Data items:
/---

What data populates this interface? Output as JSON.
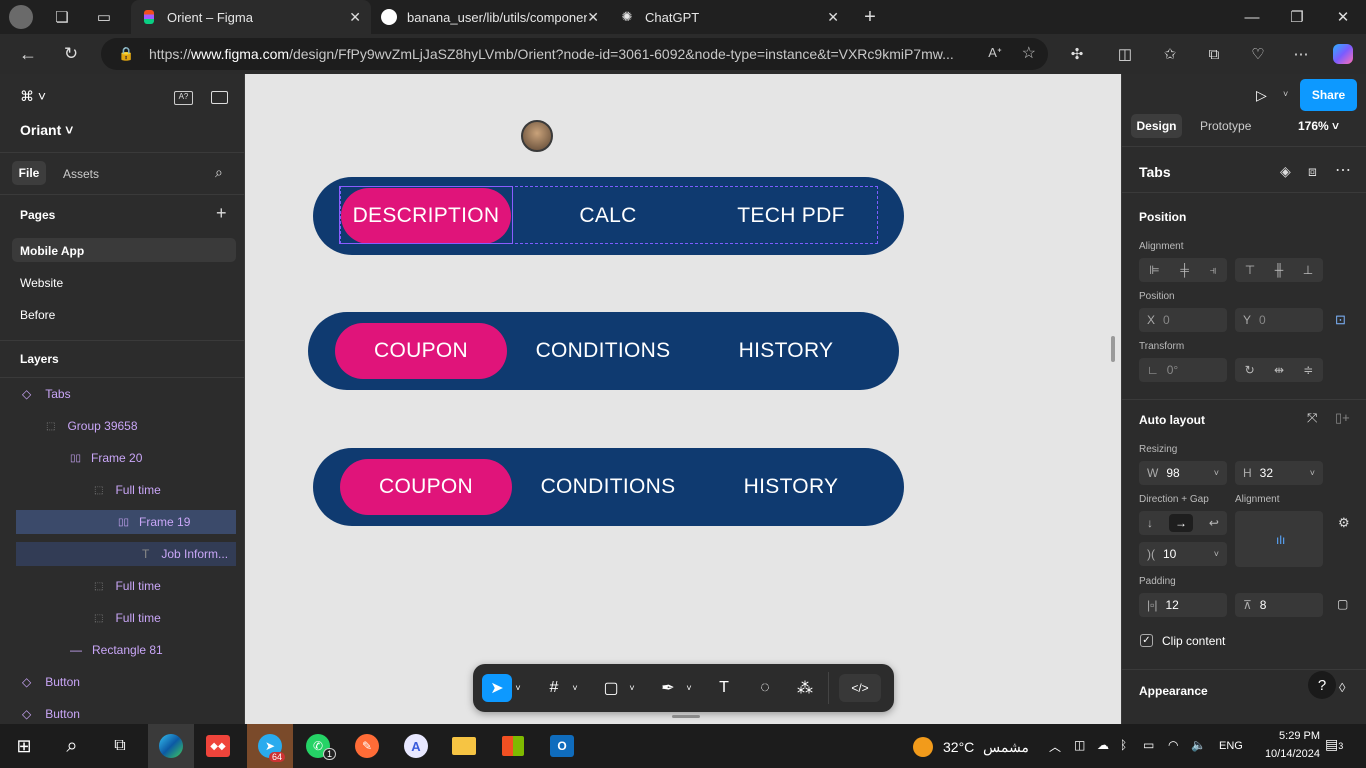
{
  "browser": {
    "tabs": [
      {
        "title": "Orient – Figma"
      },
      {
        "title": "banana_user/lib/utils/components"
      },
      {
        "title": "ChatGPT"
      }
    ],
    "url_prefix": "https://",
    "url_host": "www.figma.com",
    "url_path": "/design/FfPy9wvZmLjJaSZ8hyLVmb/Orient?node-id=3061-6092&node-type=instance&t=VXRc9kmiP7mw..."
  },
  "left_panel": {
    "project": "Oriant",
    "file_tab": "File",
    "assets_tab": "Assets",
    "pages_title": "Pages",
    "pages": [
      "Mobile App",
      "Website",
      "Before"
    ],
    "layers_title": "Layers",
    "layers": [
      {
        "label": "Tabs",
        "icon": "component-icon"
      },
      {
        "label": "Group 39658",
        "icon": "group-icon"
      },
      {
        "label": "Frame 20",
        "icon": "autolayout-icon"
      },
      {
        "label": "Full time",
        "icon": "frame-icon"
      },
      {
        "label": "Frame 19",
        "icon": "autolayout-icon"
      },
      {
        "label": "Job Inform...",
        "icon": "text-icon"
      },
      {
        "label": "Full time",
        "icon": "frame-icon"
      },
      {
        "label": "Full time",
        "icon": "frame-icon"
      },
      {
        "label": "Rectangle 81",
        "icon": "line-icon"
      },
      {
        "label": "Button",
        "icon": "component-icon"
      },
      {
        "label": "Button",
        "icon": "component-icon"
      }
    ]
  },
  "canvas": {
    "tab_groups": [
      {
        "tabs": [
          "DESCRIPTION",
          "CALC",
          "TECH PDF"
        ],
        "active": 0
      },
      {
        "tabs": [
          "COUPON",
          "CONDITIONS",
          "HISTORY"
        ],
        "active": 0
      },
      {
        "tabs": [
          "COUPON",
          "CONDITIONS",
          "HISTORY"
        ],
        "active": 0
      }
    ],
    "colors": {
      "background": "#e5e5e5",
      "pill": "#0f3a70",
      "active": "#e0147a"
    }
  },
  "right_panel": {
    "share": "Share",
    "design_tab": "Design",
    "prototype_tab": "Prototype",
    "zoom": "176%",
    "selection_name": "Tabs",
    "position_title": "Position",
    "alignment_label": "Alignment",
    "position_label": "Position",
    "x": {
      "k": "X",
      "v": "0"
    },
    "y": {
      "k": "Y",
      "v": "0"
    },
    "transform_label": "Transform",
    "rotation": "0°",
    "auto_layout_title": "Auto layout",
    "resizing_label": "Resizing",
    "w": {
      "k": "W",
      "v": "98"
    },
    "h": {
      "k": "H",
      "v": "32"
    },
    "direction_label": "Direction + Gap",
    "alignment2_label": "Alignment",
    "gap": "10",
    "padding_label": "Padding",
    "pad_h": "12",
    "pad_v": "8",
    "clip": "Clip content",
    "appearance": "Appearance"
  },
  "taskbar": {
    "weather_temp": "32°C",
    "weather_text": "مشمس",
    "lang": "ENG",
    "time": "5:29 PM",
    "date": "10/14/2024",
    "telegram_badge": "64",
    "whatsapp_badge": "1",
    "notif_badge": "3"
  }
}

\---

GOAL OF THE EXERCISE:
Give the data again exactly as written, with all pictures left out.

FINAL RESULT:
What data populates this interface? Output as JSON.
{
  "browser": {
    "tabs": [
      {
        "title": "Orient – Figma"
      },
      {
        "title": "banana_user/lib/utils/components"
      },
      {
        "title": "ChatGPT"
      }
    ],
    "url_prefix": "https://",
    "url_host": "www.figma.com",
    "url_path": "/design/FfPy9wvZmLjJaSZ8hyLVmb/Orient?node-id=3061-6092&node-type=instance&t=VXRc9kmiP7mw..."
  },
  "left_panel": {
    "project": "Oriant",
    "file_tab": "File",
    "assets_tab": "Assets",
    "pages_title": "Pages",
    "pages": [
      "Mobile App",
      "Website",
      "Before"
    ],
    "layers_title": "Layers",
    "layers": [
      {
        "label": "Tabs",
        "icon": "component-icon"
      },
      {
        "label": "Group 39658",
        "icon": "group-icon"
      },
      {
        "label": "Frame 20",
        "icon": "autolayout-icon"
      },
      {
        "label": "Full time",
        "icon": "frame-icon"
      },
      {
        "label": "Frame 19",
        "icon": "autolayout-icon"
      },
      {
        "label": "Job Inform...",
        "icon": "text-icon"
      },
      {
        "label": "Full time",
        "icon": "frame-icon"
      },
      {
        "label": "Full time",
        "icon": "frame-icon"
      },
      {
        "label": "Rectangle 81",
        "icon": "line-icon"
      },
      {
        "label": "Button",
        "icon": "component-icon"
      },
      {
        "label": "Button",
        "icon": "component-icon"
      }
    ]
  },
  "canvas": {
    "tab_groups": [
      {
        "tabs": [
          "DESCRIPTION",
          "CALC",
          "TECH PDF"
        ],
        "active": 0
      },
      {
        "tabs": [
          "COUPON",
          "CONDITIONS",
          "HISTORY"
        ],
        "active": 0
      },
      {
        "tabs": [
          "COUPON",
          "CONDITIONS",
          "HISTORY"
        ],
        "active": 0
      }
    ],
    "colors": {
      "background": "#e5e5e5",
      "pill": "#0f3a70",
      "active": "#e0147a"
    }
  },
  "right_panel": {
    "share": "Share",
    "design_tab": "Design",
    "prototype_tab": "Prototype",
    "zoom": "176%",
    "selection_name": "Tabs",
    "position_title": "Position",
    "alignment_label": "Alignment",
    "position_label": "Position",
    "x": {
      "k": "X",
      "v": "0"
    },
    "y": {
      "k": "Y",
      "v": "0"
    },
    "transform_label": "Transform",
    "rotation": "0°",
    "auto_layout_title": "Auto layout",
    "resizing_label": "Resizing",
    "w": {
      "k": "W",
      "v": "98"
    },
    "h": {
      "k": "H",
      "v": "32"
    },
    "direction_label": "Direction + Gap",
    "alignment2_label": "Alignment",
    "gap": "10",
    "padding_label": "Padding",
    "pad_h": "12",
    "pad_v": "8",
    "clip": "Clip content",
    "appearance": "Appearance"
  },
  "taskbar": {
    "weather_temp": "32°C",
    "weather_text": "مشمس",
    "lang": "ENG",
    "time": "5:29 PM",
    "date": "10/14/2024",
    "telegram_badge": "64",
    "whatsapp_badge": "1",
    "notif_badge": "3"
  }
}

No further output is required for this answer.